(Records that describe figures)
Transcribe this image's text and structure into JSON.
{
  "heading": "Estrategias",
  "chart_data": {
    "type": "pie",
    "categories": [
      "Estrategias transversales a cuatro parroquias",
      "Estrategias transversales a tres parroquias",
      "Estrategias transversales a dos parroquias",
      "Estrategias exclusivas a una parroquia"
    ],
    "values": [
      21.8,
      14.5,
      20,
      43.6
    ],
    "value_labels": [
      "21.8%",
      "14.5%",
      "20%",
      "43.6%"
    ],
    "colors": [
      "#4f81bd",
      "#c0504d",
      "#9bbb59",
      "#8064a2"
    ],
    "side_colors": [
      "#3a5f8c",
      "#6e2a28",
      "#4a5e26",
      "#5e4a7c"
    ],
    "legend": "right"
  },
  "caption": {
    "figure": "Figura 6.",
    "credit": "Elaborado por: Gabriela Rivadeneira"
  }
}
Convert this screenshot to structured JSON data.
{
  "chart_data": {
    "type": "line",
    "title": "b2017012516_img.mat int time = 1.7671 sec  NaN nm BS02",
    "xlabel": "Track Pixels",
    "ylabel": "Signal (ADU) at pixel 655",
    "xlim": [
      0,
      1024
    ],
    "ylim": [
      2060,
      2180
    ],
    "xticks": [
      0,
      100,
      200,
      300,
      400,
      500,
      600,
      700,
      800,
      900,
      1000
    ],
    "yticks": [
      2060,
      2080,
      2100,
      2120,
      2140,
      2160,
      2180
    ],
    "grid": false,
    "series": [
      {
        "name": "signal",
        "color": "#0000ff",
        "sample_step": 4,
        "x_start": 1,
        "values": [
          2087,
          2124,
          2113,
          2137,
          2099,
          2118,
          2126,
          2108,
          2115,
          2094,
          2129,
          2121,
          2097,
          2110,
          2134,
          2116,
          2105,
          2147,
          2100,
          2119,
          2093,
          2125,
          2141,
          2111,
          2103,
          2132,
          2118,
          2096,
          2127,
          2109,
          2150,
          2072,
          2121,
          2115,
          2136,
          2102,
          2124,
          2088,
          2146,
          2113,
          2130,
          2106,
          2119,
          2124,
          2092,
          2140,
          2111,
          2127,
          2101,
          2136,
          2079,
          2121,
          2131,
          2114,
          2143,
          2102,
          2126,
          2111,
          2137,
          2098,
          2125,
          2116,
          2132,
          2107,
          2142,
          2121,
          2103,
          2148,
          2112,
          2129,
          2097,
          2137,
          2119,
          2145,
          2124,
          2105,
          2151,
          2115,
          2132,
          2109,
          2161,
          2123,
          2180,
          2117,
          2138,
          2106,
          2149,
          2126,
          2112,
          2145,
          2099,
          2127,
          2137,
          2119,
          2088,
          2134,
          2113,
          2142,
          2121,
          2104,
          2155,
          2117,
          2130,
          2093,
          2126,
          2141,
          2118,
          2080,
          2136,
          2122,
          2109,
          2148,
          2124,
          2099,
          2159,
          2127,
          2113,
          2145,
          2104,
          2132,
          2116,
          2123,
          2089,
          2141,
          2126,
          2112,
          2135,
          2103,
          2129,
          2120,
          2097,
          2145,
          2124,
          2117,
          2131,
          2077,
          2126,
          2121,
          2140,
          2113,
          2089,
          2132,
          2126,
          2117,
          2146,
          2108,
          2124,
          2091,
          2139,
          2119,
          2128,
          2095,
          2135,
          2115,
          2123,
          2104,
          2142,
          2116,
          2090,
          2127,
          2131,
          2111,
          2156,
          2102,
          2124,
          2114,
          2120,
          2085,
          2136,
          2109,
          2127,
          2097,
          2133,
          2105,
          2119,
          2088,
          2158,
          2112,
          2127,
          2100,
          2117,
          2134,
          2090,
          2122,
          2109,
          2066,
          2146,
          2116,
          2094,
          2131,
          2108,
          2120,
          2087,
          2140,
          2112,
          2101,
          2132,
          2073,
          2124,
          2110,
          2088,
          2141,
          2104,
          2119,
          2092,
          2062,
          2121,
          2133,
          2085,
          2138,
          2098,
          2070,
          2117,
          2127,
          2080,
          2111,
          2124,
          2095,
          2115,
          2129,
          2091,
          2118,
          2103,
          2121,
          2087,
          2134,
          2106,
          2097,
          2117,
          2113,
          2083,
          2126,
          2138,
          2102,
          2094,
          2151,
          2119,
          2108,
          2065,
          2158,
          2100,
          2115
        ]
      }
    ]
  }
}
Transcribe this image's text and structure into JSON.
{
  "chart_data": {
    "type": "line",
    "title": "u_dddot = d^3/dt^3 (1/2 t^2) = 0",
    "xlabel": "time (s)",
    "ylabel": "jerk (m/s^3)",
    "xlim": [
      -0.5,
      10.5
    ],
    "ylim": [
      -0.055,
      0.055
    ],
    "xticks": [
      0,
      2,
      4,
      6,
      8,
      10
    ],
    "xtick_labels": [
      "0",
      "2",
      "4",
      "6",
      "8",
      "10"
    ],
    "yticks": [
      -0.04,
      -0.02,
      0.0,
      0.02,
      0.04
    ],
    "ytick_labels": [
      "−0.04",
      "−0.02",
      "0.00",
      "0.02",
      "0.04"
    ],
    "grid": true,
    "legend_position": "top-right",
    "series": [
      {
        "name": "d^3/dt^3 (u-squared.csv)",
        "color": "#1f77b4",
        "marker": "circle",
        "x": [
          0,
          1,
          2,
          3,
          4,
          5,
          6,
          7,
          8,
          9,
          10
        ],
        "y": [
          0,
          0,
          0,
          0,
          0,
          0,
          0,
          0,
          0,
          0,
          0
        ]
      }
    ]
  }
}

◆ Written instruction ◆
Extract, word for word, each line of the listing above.

◆ Written response ◆
Transcribe this image's text and structure into JSON.
{
  "heading": "Estrategias",
  "chart_data": {
    "type": "pie",
    "categories": [
      "Estrategias transversales a cuatro parroquias",
      "Estrategias transversales a tres parroquias",
      "Estrategias transversales a dos parroquias",
      "Estrategias exclusivas a una parroquia"
    ],
    "values": [
      21.8,
      14.5,
      20,
      43.6
    ],
    "value_labels": [
      "21.8%",
      "14.5%",
      "20%",
      "43.6%"
    ],
    "colors": [
      "#4f81bd",
      "#c0504d",
      "#9bbb59",
      "#8064a2"
    ],
    "side_colors": [
      "#3a5f8c",
      "#6e2a28",
      "#4a5e26",
      "#5e4a7c"
    ],
    "legend": "right"
  },
  "caption": {
    "figure": "Figura 6.",
    "credit": "Elaborado por: Gabriela Rivadeneira"
  }
}
Convert this screenshot to structured JSON data.
{
  "chart_data": {
    "type": "line",
    "title": "b2017012516_img.mat int time = 1.7671 sec  NaN nm BS02",
    "xlabel": "Track Pixels",
    "ylabel": "Signal (ADU) at pixel 655",
    "xlim": [
      0,
      1024
    ],
    "ylim": [
      2060,
      2180
    ],
    "xticks": [
      0,
      100,
      200,
      300,
      400,
      500,
      600,
      700,
      800,
      900,
      1000
    ],
    "yticks": [
      2060,
      2080,
      2100,
      2120,
      2140,
      2160,
      2180
    ],
    "grid": false,
    "series": [
      {
        "name": "signal",
        "color": "#0000ff",
        "sample_step": 4,
        "x_start": 1,
        "values": [
          2087,
          2124,
          2113,
          2137,
          2099,
          2118,
          2126,
          2108,
          2115,
          2094,
          2129,
          2121,
          2097,
          2110,
          2134,
          2116,
          2105,
          2147,
          2100,
          2119,
          2093,
          2125,
          2141,
          2111,
          2103,
          2132,
          2118,
          2096,
          2127,
          2109,
          2150,
          2072,
          2121,
          2115,
          2136,
          2102,
          2124,
          2088,
          2146,
          2113,
          2130,
          2106,
          2119,
          2124,
          2092,
          2140,
          2111,
          2127,
          2101,
          2136,
          2079,
          2121,
          2131,
          2114,
          2143,
          2102,
          2126,
          2111,
          2137,
          2098,
          2125,
          2116,
          2132,
          2107,
          2142,
          2121,
          2103,
          2148,
          2112,
          2129,
          2097,
          2137,
          2119,
          2145,
          2124,
          2105,
          2151,
          2115,
          2132,
          2109,
          2161,
          2123,
          2180,
          2117,
          2138,
          2106,
          2149,
          2126,
          2112,
          2145,
          2099,
          2127,
          2137,
          2119,
          2088,
          2134,
          2113,
          2142,
          2121,
          2104,
          2155,
          2117,
          2130,
          2093,
          2126,
          2141,
          2118,
          2080,
          2136,
          2122,
          2109,
          2148,
          2124,
          2099,
          2159,
          2127,
          2113,
          2145,
          2104,
          2132,
          2116,
          2123,
          2089,
          2141,
          2126,
          2112,
          2135,
          2103,
          2129,
          2120,
          2097,
          2145,
          2124,
          2117,
          2131,
          2077,
          2126,
          2121,
          2140,
          2113,
          2089,
          2132,
          2126,
          2117,
          2146,
          2108,
          2124,
          2091,
          2139,
          2119,
          2128,
          2095,
          2135,
          2115,
          2123,
          2104,
          2142,
          2116,
          2090,
          2127,
          2131,
          2111,
          2156,
          2102,
          2124,
          2114,
          2120,
          2085,
          2136,
          2109,
          2127,
          2097,
          2133,
          2105,
          2119,
          2088,
          2158,
          2112,
          2127,
          2100,
          2117,
          2134,
          2090,
          2122,
          2109,
          2066,
          2146,
          2116,
          2094,
          2131,
          2108,
          2120,
          2087,
          2140,
          2112,
          2101,
          2132,
          2073,
          2124,
          2110,
          2088,
          2141,
          2104,
          2119,
          2092,
          2062,
          2121,
          2133,
          2085,
          2138,
          2098,
          2070,
          2117,
          2127,
          2080,
          2111,
          2124,
          2095,
          2115,
          2129,
          2091,
          2118,
          2103,
          2121,
          2087,
          2134,
          2106,
          2097,
          2117,
          2113,
          2083,
          2126,
          2138,
          2102,
          2094,
          2151,
          2119,
          2108,
          2065,
          2158,
          2100,
          2115
        ]
      }
    ]
  }
}
Transcribe this image's text and structure into JSON.
{
  "chart_data": {
    "type": "line",
    "title": "u_dddot = d^3/dt^3 (1/2 t^2) = 0",
    "xlabel": "time (s)",
    "ylabel": "jerk (m/s^3)",
    "xlim": [
      -0.5,
      10.5
    ],
    "ylim": [
      -0.055,
      0.055
    ],
    "xticks": [
      0,
      2,
      4,
      6,
      8,
      10
    ],
    "xtick_labels": [
      "0",
      "2",
      "4",
      "6",
      "8",
      "10"
    ],
    "yticks": [
      -0.04,
      -0.02,
      0.0,
      0.02,
      0.04
    ],
    "ytick_labels": [
      "−0.04",
      "−0.02",
      "0.00",
      "0.02",
      "0.04"
    ],
    "grid": true,
    "legend_position": "top-right",
    "series": [
      {
        "name": "d^3/dt^3 (u-squared.csv)",
        "color": "#1f77b4",
        "marker": "circle",
        "x": [
          0,
          1,
          2,
          3,
          4,
          5,
          6,
          7,
          8,
          9,
          10
        ],
        "y": [
          0,
          0,
          0,
          0,
          0,
          0,
          0,
          0,
          0,
          0,
          0
        ]
      }
    ]
  }
}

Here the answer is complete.